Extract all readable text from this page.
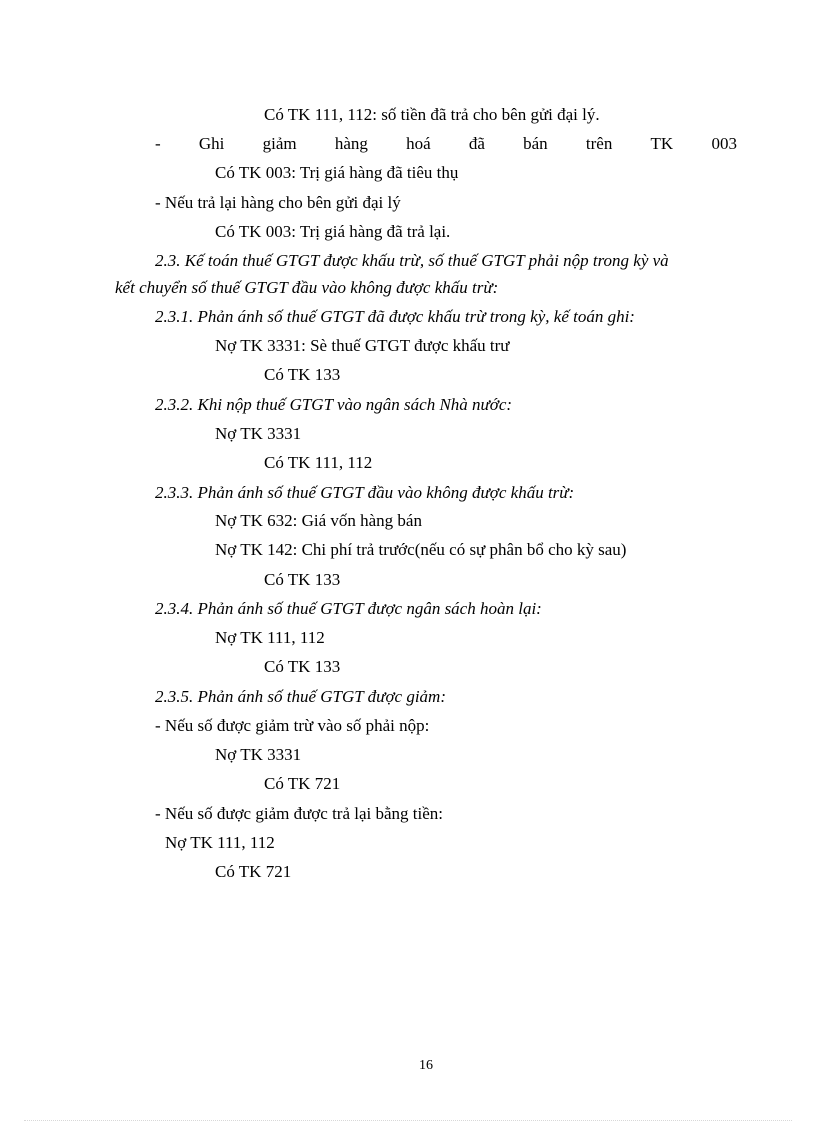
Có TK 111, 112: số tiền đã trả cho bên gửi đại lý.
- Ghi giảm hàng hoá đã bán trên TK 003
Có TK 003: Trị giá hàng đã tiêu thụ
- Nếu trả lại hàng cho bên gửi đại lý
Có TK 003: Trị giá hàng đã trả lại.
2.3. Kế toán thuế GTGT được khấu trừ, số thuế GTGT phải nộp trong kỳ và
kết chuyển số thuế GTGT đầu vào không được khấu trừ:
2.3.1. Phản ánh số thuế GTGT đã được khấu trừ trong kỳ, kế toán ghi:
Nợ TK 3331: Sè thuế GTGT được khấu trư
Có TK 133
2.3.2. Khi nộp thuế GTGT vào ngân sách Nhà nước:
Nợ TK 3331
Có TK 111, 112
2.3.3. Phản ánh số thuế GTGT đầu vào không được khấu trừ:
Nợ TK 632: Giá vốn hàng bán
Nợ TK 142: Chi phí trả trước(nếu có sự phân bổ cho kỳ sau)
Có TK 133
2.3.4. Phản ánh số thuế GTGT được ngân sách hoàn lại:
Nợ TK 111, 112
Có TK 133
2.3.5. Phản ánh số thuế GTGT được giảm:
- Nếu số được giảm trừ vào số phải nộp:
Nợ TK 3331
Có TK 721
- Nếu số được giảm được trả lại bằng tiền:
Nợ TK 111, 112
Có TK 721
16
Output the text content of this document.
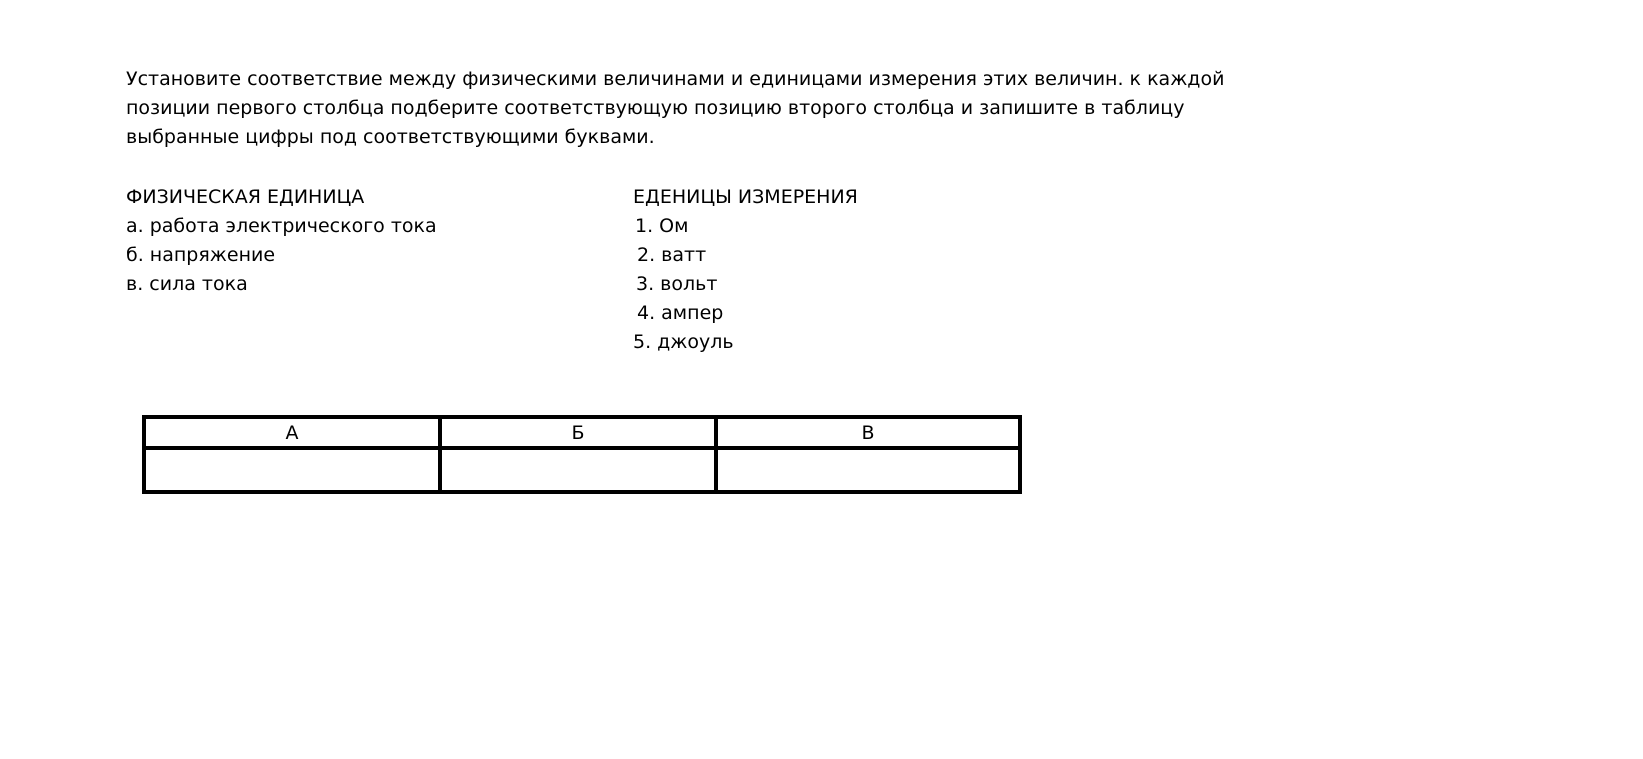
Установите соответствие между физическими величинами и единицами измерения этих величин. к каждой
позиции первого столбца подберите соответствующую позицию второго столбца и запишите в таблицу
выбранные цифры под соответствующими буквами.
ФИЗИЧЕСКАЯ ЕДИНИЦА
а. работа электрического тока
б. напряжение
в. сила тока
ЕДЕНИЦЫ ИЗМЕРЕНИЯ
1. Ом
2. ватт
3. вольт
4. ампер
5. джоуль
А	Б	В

— PROMPT —
Gather and return every line that holds the string "giảm".

— RESULT BELOW —
- Ghi giảm hàng hoá đã bán trên TK 003
2.3.5. Phản ánh số thuế GTGT được giảm:
- Nếu số được giảm trừ vào số phải nộp:
- Nếu số được giảm được trả lại bằng tiền:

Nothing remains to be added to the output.